Short exercise: Copy out the lines word for word, starting at the line containing "check-mode-checkbox[interactable]: Check mode" and ending at the line containing "col-command[interactable]: Command bbox=[98, 497, 358, 520]".

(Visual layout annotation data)
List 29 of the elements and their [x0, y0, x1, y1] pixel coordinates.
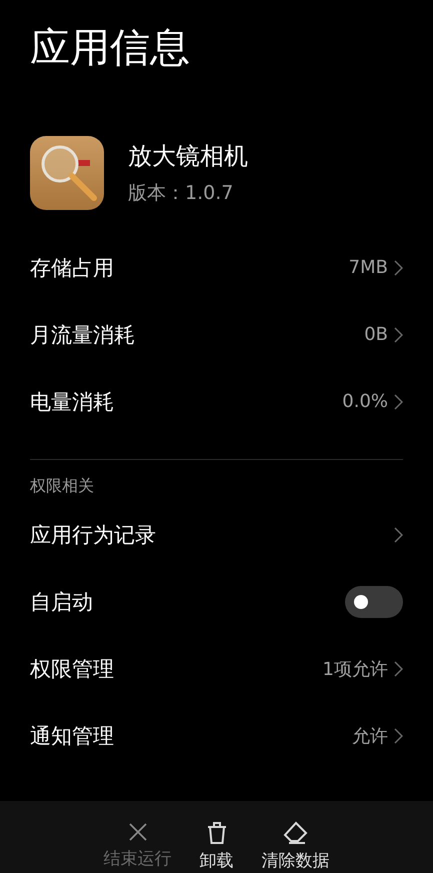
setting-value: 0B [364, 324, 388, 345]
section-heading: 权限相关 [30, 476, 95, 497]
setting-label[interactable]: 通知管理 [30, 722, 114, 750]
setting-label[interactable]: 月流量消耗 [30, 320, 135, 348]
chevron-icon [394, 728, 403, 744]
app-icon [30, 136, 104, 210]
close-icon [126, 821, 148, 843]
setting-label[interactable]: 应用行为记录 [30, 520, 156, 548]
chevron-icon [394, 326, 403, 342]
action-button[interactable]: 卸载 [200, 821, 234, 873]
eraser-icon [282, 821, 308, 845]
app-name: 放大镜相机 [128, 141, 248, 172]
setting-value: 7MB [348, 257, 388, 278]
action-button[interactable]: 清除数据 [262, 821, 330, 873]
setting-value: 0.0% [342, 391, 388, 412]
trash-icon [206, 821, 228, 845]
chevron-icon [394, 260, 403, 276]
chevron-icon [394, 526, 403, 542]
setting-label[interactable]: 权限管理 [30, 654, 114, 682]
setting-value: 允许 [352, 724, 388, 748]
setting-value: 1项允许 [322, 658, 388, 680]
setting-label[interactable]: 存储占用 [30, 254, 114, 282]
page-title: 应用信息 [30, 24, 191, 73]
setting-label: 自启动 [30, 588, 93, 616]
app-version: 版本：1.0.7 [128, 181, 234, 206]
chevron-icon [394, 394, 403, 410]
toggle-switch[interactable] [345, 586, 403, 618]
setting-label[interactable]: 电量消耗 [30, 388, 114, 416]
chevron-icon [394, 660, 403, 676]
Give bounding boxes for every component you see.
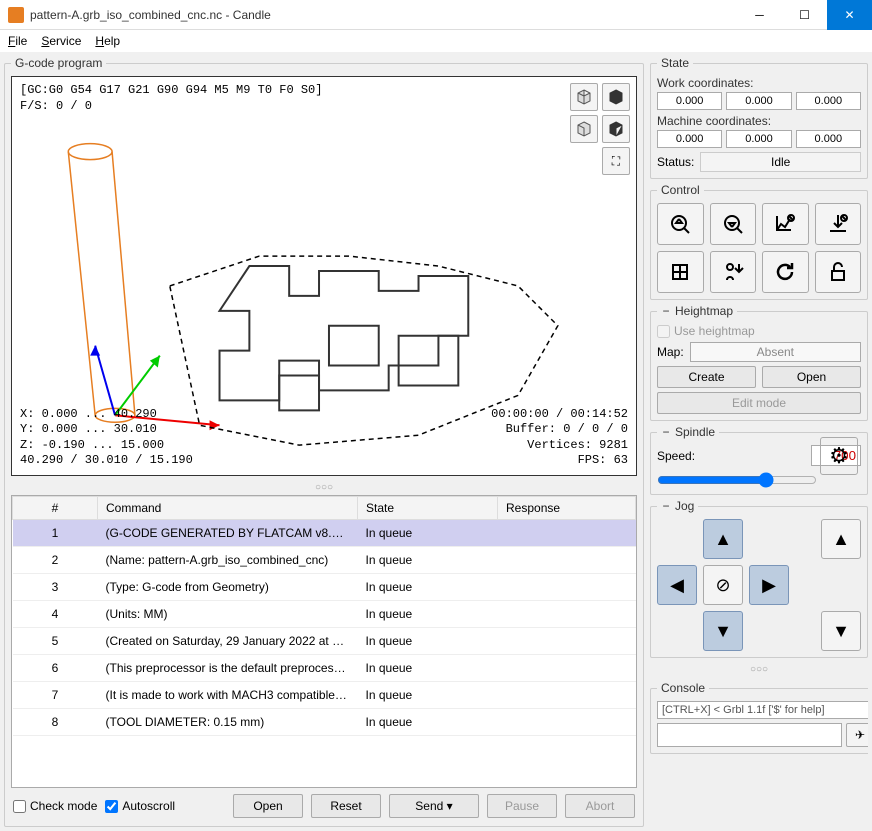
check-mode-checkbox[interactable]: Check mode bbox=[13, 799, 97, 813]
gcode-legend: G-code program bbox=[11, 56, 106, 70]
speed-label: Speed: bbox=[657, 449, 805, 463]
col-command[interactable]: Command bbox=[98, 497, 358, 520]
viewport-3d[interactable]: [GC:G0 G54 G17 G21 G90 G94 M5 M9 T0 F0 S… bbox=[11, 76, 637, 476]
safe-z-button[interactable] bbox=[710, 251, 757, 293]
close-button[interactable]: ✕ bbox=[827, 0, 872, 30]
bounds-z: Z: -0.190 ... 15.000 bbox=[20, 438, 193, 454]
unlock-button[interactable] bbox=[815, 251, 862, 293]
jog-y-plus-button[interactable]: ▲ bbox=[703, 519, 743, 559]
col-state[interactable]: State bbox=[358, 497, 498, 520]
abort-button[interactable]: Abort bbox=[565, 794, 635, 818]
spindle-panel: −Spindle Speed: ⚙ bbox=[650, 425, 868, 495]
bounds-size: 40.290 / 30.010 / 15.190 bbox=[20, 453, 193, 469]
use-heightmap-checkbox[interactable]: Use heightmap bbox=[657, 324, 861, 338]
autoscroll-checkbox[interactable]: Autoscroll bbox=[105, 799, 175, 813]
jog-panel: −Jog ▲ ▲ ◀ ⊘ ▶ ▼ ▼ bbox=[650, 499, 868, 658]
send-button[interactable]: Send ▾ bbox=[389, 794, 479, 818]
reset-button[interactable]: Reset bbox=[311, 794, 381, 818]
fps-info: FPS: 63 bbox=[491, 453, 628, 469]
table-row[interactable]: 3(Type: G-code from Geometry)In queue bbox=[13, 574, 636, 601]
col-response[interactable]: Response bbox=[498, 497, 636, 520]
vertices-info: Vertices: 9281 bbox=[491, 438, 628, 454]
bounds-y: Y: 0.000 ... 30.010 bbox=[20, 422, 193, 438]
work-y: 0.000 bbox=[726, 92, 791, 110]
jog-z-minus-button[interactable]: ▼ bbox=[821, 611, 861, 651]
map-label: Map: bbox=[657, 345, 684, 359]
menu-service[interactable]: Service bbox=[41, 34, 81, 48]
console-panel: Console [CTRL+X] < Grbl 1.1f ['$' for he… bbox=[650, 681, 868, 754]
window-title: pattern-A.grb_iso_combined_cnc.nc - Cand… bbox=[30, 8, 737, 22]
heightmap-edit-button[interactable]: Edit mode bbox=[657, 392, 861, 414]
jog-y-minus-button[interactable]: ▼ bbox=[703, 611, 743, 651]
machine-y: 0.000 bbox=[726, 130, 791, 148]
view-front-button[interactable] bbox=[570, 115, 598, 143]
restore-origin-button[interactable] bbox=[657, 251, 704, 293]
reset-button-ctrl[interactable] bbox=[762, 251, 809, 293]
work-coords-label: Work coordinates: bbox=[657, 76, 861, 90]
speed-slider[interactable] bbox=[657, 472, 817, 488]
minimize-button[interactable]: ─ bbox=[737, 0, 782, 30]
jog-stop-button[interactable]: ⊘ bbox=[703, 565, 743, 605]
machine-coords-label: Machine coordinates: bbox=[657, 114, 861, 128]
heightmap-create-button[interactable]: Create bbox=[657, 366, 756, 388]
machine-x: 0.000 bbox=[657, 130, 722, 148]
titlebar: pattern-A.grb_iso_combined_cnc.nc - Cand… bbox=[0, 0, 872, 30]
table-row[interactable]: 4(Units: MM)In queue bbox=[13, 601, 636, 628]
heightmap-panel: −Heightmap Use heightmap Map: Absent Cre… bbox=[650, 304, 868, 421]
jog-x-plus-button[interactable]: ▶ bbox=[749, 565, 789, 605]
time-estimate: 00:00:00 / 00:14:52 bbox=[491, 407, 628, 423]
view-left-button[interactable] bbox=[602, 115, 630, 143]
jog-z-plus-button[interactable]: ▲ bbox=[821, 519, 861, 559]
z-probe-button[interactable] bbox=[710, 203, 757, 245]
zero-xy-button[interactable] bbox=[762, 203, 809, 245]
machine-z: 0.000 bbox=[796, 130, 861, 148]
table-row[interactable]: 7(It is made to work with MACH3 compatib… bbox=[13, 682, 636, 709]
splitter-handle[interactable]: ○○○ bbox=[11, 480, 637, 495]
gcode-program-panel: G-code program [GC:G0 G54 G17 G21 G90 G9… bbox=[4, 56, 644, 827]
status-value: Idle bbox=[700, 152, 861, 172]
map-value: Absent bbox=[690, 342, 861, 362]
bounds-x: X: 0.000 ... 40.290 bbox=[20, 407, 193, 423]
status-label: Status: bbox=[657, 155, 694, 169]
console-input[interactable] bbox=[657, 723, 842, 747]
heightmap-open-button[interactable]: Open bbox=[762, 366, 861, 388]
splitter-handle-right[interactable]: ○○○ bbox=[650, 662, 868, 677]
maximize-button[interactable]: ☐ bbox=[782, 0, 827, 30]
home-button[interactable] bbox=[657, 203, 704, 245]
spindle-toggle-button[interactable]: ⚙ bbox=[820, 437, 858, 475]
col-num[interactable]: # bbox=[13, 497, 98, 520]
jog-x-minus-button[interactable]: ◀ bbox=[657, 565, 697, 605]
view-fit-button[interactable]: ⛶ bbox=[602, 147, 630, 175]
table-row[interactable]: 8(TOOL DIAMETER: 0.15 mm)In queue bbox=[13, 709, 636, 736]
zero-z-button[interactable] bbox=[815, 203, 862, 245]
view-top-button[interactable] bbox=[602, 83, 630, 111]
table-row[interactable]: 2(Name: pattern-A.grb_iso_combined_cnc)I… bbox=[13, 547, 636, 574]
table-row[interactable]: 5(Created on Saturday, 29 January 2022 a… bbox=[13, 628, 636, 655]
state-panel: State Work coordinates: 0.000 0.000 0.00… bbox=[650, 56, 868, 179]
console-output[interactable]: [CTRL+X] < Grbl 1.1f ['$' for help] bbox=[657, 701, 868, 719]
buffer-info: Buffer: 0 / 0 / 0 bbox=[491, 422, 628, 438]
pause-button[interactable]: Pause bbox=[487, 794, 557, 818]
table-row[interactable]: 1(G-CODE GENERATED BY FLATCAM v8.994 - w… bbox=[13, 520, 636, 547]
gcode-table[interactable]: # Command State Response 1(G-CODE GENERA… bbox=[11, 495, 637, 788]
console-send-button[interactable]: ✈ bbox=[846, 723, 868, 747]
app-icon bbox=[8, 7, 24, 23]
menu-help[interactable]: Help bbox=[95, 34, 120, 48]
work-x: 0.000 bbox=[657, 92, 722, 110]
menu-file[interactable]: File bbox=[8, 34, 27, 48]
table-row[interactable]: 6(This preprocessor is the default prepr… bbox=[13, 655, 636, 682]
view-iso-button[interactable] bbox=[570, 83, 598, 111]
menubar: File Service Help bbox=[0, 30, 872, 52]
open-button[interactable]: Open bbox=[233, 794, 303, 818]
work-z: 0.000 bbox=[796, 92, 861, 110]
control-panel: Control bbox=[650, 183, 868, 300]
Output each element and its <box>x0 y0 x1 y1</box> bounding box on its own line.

Result for this exercise:
check-mode-checkbox[interactable]: Check mode bbox=[13, 799, 97, 813]
gcode-legend: G-code program bbox=[11, 56, 106, 70]
speed-label: Speed: bbox=[657, 449, 805, 463]
col-command[interactable]: Command bbox=[98, 497, 358, 520]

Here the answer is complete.